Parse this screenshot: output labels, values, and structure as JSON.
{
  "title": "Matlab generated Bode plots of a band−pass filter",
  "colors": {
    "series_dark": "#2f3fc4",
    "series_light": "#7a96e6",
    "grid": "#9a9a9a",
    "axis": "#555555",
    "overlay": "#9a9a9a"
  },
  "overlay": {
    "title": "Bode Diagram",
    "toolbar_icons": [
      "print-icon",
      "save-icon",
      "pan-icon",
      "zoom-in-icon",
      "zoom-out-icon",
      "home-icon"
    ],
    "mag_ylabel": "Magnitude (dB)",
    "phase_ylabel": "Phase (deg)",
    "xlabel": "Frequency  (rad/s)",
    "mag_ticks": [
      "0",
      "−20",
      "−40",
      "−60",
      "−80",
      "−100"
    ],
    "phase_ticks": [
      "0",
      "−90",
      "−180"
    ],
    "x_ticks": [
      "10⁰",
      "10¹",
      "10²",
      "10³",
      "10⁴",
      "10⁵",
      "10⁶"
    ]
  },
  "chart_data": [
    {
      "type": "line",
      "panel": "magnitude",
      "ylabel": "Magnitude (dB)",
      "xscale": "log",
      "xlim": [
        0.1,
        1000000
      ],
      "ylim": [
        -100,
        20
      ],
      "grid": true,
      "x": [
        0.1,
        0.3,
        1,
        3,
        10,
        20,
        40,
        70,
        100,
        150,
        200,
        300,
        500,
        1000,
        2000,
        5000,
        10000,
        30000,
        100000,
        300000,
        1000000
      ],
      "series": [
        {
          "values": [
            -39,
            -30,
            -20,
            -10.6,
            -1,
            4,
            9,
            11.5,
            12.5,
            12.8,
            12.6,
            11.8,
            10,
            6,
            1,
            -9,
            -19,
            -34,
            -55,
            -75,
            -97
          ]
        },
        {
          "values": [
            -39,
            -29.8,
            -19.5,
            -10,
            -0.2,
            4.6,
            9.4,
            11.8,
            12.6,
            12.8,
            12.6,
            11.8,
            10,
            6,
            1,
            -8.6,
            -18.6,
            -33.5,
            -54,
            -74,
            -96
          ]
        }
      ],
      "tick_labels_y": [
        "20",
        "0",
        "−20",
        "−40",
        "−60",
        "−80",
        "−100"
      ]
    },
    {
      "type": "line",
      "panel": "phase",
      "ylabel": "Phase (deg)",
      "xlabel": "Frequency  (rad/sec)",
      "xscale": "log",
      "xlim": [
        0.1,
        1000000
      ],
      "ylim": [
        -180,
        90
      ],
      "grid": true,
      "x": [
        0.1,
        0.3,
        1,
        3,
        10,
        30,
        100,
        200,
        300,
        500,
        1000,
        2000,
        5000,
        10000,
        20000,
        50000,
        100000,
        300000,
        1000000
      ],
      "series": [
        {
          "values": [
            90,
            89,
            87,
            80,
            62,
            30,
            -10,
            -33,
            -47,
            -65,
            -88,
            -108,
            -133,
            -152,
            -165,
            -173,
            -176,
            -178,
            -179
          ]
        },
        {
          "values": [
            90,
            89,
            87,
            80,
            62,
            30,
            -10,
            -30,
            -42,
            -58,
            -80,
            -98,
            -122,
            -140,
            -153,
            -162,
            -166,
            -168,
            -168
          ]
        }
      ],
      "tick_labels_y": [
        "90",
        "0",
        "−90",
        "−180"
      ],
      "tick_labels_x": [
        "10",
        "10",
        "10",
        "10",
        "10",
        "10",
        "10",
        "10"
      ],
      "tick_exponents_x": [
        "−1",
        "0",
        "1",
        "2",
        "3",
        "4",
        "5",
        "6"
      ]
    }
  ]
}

┄┄┄┄┄┄┄┄┄┄┄┄┄┄┄┄┄┄┄┄

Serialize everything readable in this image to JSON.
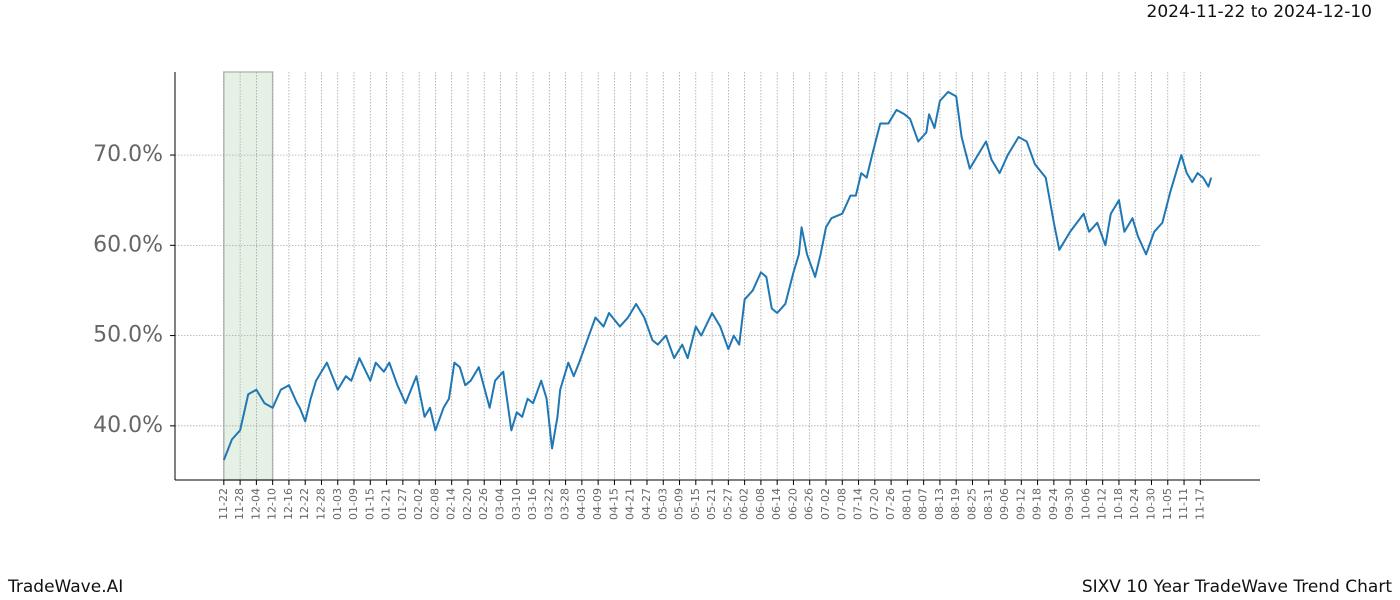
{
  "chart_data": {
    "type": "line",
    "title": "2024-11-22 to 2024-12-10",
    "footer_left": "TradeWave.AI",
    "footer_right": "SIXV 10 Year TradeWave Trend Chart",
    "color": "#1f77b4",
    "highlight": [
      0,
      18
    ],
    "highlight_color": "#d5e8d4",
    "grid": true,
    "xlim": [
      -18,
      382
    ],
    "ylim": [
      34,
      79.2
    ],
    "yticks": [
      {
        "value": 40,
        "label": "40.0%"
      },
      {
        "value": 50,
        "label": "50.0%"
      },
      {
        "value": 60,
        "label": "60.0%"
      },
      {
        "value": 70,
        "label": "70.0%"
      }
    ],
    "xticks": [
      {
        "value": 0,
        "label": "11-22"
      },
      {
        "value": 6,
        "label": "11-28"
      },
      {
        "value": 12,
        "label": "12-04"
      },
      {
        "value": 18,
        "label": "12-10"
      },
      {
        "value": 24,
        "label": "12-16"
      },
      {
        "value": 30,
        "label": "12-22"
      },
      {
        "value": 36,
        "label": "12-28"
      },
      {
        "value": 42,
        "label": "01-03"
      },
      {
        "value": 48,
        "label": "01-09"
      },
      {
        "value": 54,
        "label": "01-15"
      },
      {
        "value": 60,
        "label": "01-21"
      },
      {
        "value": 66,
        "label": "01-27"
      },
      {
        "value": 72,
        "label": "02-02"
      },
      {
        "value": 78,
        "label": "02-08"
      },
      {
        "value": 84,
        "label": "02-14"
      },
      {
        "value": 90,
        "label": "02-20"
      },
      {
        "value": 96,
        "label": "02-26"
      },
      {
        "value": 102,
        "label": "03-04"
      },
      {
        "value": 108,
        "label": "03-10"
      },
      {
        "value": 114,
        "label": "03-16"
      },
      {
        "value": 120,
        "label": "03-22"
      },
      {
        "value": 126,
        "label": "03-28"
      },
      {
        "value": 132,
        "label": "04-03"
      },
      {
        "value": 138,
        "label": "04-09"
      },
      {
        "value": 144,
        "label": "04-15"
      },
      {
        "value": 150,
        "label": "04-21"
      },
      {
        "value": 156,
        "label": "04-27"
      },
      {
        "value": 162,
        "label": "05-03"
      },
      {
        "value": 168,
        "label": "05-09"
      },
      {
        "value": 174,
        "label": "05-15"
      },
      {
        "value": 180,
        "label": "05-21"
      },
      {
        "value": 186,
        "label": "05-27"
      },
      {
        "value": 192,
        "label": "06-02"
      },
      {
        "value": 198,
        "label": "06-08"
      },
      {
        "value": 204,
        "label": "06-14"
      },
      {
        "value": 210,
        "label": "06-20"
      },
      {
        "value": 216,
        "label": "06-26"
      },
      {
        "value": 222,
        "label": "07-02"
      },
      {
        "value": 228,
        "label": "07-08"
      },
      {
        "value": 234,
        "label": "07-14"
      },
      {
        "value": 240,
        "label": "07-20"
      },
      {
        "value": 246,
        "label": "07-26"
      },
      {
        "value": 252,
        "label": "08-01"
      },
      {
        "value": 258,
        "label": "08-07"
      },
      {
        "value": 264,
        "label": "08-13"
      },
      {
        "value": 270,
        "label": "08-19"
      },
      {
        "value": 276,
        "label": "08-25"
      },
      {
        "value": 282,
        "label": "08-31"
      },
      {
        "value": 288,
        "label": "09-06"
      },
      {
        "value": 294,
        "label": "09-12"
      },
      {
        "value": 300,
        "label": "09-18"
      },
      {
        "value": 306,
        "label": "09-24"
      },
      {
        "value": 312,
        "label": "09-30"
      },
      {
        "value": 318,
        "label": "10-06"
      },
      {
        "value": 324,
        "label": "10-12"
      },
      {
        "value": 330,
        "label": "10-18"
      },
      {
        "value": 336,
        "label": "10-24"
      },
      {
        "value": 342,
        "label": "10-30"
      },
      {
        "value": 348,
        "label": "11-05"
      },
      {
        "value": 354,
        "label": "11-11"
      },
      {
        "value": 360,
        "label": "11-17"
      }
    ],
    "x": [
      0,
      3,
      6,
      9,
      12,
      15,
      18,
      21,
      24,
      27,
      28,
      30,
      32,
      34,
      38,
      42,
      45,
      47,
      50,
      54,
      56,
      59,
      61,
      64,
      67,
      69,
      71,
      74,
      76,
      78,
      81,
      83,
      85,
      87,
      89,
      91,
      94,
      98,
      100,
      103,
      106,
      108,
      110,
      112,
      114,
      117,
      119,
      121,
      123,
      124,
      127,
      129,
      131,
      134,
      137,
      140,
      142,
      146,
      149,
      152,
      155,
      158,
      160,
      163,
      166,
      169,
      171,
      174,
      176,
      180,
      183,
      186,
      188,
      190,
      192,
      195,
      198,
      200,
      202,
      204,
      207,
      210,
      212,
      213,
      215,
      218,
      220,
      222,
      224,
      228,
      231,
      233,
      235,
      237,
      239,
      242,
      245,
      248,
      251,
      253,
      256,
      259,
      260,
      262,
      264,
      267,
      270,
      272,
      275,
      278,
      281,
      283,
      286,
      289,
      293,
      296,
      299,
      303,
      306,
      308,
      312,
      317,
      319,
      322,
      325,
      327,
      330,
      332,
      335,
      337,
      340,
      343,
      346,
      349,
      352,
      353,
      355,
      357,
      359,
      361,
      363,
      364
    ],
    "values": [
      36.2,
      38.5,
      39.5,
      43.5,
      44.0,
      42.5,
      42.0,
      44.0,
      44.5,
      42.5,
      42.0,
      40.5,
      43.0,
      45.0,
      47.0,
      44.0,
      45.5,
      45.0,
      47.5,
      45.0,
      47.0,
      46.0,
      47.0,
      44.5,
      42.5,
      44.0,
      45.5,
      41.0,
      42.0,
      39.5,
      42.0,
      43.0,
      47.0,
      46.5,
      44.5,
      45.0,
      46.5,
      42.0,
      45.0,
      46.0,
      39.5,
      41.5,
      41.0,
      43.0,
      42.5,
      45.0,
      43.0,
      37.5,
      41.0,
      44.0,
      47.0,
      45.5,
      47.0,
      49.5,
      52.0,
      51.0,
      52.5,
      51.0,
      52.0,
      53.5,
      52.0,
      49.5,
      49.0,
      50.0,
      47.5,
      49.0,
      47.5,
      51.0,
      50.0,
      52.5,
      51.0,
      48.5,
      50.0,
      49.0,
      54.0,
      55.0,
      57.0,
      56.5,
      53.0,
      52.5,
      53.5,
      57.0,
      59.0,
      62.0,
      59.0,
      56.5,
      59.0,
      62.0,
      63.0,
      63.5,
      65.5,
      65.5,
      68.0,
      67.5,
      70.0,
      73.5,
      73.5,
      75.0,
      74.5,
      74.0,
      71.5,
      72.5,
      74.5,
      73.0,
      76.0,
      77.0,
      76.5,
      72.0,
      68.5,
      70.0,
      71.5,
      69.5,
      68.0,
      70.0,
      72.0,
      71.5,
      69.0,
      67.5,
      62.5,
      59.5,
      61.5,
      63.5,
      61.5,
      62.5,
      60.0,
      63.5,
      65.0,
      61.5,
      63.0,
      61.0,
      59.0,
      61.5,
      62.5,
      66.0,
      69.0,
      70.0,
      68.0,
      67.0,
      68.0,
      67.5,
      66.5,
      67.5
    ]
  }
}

┄┄┄┄┄┄┄┄┄┄┄┄┄┄┄┄┄┄┄┄

**Brief:**
Go over the data above and copy every line that has the word "grid" in it.

**Problem solution:**
    "grid": "#9a9a9a",
      "grid": true,
      "grid": true,
    "grid": true,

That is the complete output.